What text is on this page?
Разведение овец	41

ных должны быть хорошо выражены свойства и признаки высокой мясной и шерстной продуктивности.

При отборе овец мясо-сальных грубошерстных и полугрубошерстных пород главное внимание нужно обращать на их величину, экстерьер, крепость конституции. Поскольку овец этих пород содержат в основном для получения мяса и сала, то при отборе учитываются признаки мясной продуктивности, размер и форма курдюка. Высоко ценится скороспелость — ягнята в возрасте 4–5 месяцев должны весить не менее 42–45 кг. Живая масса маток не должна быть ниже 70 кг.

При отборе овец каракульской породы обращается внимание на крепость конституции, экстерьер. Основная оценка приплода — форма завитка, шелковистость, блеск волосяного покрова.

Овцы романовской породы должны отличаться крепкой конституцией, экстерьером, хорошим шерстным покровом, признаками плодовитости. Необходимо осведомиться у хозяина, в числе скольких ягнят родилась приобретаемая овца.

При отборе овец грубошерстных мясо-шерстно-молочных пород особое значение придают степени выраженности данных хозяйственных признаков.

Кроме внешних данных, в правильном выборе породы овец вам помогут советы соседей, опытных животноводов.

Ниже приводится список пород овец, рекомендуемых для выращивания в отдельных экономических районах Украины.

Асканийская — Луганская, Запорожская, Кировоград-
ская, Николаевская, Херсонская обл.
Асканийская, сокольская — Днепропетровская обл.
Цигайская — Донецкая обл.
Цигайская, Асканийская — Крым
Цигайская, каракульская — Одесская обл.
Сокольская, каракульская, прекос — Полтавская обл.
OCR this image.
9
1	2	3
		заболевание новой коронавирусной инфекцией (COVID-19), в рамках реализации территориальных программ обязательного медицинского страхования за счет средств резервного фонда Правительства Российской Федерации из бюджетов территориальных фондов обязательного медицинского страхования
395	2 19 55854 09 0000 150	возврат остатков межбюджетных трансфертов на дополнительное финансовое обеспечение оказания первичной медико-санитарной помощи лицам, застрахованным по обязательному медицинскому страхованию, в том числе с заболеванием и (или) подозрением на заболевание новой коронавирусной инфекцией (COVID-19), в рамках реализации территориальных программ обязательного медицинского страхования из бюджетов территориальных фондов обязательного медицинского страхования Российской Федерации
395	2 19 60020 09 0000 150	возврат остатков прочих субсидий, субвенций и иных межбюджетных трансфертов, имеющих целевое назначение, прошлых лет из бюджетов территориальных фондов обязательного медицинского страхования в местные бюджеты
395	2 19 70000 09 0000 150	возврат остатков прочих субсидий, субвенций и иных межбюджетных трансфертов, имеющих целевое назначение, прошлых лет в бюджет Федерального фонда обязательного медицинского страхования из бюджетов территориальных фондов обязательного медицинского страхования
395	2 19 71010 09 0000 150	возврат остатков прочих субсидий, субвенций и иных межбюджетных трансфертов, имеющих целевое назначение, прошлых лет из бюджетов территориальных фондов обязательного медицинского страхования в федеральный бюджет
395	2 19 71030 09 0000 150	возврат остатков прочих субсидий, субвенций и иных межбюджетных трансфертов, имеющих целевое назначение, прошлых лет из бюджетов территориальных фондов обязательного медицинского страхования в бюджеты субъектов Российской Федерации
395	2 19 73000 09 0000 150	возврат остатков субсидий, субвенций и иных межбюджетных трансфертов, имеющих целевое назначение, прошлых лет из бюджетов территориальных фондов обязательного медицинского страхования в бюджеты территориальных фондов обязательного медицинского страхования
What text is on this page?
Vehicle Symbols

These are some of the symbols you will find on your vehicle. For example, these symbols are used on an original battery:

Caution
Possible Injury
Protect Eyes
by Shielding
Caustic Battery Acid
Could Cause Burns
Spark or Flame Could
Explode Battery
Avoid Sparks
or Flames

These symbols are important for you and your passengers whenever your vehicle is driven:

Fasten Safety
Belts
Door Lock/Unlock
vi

--

## Task instructions
Retype the whole listing, matching it exactly.

## Task solution
What text is on this page?
Разведение овец	41

ных должны быть хорошо выражены свойства и признаки высокой мясной и шерстной продуктивности.

При отборе овец мясо-сальных грубошерстных и полугрубошерстных пород главное внимание нужно обращать на их величину, экстерьер, крепость конституции. Поскольку овец этих пород содержат в основном для получения мяса и сала, то при отборе учитываются признаки мясной продуктивности, размер и форма курдюка. Высоко ценится скороспелость — ягнята в возрасте 4–5 месяцев должны весить не менее 42–45 кг. Живая масса маток не должна быть ниже 70 кг.

При отборе овец каракульской породы обращается внимание на крепость конституции, экстерьер. Основная оценка приплода — форма завитка, шелковистость, блеск волосяного покрова.

Овцы романовской породы должны отличаться крепкой конституцией, экстерьером, хорошим шерстным покровом, признаками плодовитости. Необходимо осведомиться у хозяина, в числе скольких ягнят родилась приобретаемая овца.

При отборе овец грубошерстных мясо-шерстно-молочных пород особое значение придают степени выраженности данных хозяйственных признаков.

Кроме внешних данных, в правильном выборе породы овец вам помогут советы соседей, опытных животноводов.

Ниже приводится список пород овец, рекомендуемых для выращивания в отдельных экономических районах Украины.

Асканийская — Луганская, Запорожская, Кировоград-
ская, Николаевская, Херсонская обл.
Асканийская, сокольская — Днепропетровская обл.
Цигайская — Донецкая обл.
Цигайская, Асканийская — Крым
Цигайская, каракульская — Одесская обл.
Сокольская, каракульская, прекос — Полтавская обл.
OCR this image.
9
1	2	3
		заболевание новой коронавирусной инфекцией (COVID-19), в рамках реализации территориальных программ обязательного медицинского страхования за счет средств резервного фонда Правительства Российской Федерации из бюджетов территориальных фондов обязательного медицинского страхования
395	2 19 55854 09 0000 150	возврат остатков межбюджетных трансфертов на дополнительное финансовое обеспечение оказания первичной медико-санитарной помощи лицам, застрахованным по обязательному медицинскому страхованию, в том числе с заболеванием и (или) подозрением на заболевание новой коронавирусной инфекцией (COVID-19), в рамках реализации территориальных программ обязательного медицинского страхования из бюджетов территориальных фондов обязательного медицинского страхования Российской Федерации
395	2 19 60020 09 0000 150	возврат остатков прочих субсидий, субвенций и иных межбюджетных трансфертов, имеющих целевое назначение, прошлых лет из бюджетов территориальных фондов обязательного медицинского страхования в местные бюджеты
395	2 19 70000 09 0000 150	возврат остатков прочих субсидий, субвенций и иных межбюджетных трансфертов, имеющих целевое назначение, прошлых лет в бюджет Федерального фонда обязательного медицинского страхования из бюджетов территориальных фондов обязательного медицинского страхования
395	2 19 71010 09 0000 150	возврат остатков прочих субсидий, субвенций и иных межбюджетных трансфертов, имеющих целевое назначение, прошлых лет из бюджетов территориальных фондов обязательного медицинского страхования в федеральный бюджет
395	2 19 71030 09 0000 150	возврат остатков прочих субсидий, субвенций и иных межбюджетных трансфертов, имеющих целевое назначение, прошлых лет из бюджетов территориальных фондов обязательного медицинского страхования в бюджеты субъектов Российской Федерации
395	2 19 73000 09 0000 150	возврат остатков субсидий, субвенций и иных межбюджетных трансфертов, имеющих целевое назначение, прошлых лет из бюджетов территориальных фондов обязательного медицинского страхования в бюджеты территориальных фондов обязательного медицинского страхования
What text is on this page?
Vehicle Symbols

These are some of the symbols you will find on your vehicle. For example, these symbols are used on an original battery:

Caution
Possible Injury
Protect Eyes
by Shielding
Caustic Battery Acid
Could Cause Burns
Spark or Flame Could
Explode Battery
Avoid Sparks
or Flames

These symbols are important for you and your passengers whenever your vehicle is driven:

Fasten Safety
Belts
Door Lock/Unlock
vi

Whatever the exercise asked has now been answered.